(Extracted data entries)
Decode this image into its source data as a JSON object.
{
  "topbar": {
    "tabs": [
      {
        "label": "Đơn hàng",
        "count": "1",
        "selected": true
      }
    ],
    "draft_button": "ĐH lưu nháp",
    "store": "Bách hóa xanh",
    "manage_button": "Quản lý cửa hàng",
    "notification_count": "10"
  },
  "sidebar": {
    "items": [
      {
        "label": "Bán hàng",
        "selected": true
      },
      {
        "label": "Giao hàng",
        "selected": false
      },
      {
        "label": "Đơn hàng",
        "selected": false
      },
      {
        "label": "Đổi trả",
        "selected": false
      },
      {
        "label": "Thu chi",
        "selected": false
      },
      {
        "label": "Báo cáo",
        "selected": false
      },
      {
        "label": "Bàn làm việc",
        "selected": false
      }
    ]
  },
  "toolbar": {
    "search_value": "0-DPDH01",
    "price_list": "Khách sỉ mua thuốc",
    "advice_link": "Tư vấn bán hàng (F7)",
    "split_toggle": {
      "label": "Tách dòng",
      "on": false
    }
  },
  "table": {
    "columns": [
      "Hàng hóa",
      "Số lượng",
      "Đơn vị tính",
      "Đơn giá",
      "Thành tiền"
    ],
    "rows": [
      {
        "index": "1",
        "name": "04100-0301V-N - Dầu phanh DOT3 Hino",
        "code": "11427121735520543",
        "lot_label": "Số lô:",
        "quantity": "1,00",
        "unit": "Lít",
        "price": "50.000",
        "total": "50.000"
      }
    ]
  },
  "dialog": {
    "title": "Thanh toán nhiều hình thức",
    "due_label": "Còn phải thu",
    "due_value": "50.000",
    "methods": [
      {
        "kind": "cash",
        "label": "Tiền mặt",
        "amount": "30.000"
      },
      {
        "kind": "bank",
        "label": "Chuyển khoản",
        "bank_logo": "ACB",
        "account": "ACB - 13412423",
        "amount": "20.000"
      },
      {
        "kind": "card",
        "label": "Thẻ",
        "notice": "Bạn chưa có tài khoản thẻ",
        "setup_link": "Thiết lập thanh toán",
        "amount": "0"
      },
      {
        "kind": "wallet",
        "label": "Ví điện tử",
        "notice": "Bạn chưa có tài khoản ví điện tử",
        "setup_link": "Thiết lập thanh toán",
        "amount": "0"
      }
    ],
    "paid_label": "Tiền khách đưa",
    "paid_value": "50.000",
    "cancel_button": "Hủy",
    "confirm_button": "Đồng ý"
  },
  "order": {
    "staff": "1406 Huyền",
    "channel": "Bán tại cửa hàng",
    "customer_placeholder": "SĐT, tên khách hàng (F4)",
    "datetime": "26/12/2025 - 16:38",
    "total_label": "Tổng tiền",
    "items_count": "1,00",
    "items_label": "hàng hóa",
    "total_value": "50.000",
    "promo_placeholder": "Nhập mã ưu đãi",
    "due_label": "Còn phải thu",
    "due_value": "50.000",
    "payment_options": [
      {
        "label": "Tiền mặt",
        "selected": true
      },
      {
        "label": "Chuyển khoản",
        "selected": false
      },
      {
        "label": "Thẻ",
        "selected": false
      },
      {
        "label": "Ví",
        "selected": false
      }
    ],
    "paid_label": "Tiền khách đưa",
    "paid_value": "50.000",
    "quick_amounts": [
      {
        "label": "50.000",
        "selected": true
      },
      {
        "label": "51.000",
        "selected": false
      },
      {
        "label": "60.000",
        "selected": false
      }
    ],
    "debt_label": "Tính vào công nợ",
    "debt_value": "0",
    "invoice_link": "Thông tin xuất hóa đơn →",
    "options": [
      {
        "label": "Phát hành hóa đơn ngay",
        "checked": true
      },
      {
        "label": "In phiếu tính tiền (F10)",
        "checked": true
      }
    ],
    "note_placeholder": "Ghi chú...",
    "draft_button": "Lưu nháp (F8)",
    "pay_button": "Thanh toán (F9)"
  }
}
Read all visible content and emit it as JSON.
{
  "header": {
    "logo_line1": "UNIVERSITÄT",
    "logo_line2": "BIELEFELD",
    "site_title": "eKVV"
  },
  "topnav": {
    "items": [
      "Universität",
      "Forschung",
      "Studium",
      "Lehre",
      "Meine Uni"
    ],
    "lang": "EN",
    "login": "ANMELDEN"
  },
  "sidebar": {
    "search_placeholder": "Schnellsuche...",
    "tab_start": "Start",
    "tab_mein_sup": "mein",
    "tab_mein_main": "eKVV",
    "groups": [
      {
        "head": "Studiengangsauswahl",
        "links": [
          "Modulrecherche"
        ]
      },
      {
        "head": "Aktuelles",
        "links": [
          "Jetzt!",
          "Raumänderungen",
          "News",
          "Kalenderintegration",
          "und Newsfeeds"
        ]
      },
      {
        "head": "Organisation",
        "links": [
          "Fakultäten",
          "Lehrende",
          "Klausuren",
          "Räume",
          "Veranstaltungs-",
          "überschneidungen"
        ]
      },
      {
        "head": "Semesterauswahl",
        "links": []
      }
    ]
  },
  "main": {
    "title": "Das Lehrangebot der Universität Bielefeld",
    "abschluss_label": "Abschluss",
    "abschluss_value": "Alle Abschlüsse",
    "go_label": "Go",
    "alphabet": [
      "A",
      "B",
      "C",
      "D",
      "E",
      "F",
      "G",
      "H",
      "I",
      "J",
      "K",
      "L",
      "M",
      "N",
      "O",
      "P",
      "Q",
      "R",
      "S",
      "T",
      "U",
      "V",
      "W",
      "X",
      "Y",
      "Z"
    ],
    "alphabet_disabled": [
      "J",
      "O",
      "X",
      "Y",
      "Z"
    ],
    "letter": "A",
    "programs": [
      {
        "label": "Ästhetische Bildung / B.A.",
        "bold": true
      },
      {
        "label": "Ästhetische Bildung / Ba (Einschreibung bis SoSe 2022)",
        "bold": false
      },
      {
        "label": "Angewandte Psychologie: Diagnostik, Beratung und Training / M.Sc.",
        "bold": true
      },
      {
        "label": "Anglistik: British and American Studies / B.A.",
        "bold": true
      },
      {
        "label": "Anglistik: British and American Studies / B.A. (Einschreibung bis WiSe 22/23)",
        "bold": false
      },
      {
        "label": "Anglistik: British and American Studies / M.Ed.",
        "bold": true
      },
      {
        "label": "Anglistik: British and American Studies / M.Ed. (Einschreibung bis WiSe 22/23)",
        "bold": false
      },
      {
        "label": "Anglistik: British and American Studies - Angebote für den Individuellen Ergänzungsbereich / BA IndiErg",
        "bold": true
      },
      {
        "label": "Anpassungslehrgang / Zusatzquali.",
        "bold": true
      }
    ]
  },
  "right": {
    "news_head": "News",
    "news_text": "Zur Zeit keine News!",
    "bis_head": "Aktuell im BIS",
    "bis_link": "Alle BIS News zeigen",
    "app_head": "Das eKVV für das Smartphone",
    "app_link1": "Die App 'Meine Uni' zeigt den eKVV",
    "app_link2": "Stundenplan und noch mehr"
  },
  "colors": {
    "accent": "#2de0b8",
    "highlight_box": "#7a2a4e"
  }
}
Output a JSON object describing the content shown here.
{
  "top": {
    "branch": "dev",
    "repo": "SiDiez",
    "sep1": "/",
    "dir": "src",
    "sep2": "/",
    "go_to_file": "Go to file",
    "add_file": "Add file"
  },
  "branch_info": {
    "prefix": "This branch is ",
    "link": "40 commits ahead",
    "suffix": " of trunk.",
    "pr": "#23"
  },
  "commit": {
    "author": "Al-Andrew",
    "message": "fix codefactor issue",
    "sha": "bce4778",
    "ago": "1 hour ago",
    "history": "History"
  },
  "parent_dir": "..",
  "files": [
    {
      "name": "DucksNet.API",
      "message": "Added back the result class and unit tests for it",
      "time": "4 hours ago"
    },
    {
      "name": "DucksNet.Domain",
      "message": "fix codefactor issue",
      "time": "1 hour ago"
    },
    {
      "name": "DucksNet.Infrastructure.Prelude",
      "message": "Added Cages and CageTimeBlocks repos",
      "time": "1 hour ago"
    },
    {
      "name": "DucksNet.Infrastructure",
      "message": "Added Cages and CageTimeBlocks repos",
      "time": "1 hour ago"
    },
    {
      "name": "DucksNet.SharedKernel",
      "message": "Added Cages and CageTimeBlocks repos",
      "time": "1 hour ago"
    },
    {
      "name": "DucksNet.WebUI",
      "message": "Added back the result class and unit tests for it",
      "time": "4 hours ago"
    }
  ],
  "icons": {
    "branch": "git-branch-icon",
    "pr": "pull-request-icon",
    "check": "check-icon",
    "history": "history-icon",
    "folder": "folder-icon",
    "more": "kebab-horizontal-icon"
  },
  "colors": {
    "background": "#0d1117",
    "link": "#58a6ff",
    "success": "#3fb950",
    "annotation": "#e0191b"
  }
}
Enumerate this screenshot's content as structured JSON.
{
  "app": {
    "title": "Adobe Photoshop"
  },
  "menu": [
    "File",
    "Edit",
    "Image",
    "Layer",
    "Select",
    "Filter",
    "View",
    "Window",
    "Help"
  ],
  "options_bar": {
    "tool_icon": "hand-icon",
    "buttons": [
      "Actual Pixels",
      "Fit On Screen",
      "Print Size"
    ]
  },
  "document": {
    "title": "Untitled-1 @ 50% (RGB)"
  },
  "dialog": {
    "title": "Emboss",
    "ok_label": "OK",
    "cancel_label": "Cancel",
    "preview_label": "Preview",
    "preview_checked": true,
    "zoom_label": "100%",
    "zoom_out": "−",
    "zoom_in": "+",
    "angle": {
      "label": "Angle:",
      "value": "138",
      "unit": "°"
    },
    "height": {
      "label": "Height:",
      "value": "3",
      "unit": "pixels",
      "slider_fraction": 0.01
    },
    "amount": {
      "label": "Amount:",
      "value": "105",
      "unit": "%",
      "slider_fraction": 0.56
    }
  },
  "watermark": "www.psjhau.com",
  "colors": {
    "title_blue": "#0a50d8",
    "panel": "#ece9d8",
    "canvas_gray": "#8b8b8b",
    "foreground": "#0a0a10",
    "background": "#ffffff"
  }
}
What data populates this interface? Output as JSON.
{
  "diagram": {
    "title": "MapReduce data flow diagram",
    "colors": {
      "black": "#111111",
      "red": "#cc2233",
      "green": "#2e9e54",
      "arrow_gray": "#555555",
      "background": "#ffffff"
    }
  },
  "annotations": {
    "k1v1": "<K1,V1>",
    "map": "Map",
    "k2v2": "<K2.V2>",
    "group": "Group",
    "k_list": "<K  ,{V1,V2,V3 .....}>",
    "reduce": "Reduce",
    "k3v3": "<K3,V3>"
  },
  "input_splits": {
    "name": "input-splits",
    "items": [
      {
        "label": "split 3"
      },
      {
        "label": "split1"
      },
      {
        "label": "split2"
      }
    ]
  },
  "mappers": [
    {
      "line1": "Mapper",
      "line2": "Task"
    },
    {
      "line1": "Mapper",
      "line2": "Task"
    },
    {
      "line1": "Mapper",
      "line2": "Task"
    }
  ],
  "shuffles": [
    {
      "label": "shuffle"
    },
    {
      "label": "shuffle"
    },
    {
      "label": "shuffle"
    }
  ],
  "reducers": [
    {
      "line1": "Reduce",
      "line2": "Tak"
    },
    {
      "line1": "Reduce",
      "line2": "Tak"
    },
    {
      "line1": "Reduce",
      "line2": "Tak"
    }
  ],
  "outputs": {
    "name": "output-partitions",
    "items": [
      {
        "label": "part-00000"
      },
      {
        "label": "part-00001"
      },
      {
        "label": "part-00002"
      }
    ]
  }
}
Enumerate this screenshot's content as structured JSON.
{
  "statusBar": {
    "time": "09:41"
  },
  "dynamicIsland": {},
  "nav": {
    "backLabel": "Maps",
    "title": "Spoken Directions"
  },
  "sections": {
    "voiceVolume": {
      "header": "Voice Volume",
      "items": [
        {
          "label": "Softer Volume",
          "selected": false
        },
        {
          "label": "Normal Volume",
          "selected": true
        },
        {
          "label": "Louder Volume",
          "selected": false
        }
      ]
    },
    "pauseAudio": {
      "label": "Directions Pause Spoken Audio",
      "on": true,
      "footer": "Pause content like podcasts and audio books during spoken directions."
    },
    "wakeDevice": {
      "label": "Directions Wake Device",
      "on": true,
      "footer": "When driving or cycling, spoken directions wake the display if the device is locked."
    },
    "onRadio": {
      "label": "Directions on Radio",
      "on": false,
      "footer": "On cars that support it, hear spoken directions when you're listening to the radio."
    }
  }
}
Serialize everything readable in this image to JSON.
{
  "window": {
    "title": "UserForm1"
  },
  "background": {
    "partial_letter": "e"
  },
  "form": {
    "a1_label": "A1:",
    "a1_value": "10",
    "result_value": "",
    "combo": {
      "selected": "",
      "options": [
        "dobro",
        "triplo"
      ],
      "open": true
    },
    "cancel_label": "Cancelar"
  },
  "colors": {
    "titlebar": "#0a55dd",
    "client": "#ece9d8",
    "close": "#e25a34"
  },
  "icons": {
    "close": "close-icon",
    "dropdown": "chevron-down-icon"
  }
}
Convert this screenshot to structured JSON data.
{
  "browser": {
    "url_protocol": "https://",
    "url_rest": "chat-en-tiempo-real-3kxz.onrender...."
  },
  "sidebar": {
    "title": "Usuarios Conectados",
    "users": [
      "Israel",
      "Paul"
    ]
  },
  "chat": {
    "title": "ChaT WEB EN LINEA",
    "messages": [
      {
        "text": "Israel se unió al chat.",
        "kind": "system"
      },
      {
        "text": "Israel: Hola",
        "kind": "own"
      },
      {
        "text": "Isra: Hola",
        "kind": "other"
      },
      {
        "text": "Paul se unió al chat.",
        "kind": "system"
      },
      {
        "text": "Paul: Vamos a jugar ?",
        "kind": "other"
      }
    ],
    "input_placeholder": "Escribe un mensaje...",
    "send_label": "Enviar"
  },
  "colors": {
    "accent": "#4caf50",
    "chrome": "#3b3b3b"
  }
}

» Task details
Count how many lines in the data above hold the string "kind", and give the number with no other words.

» Task response
9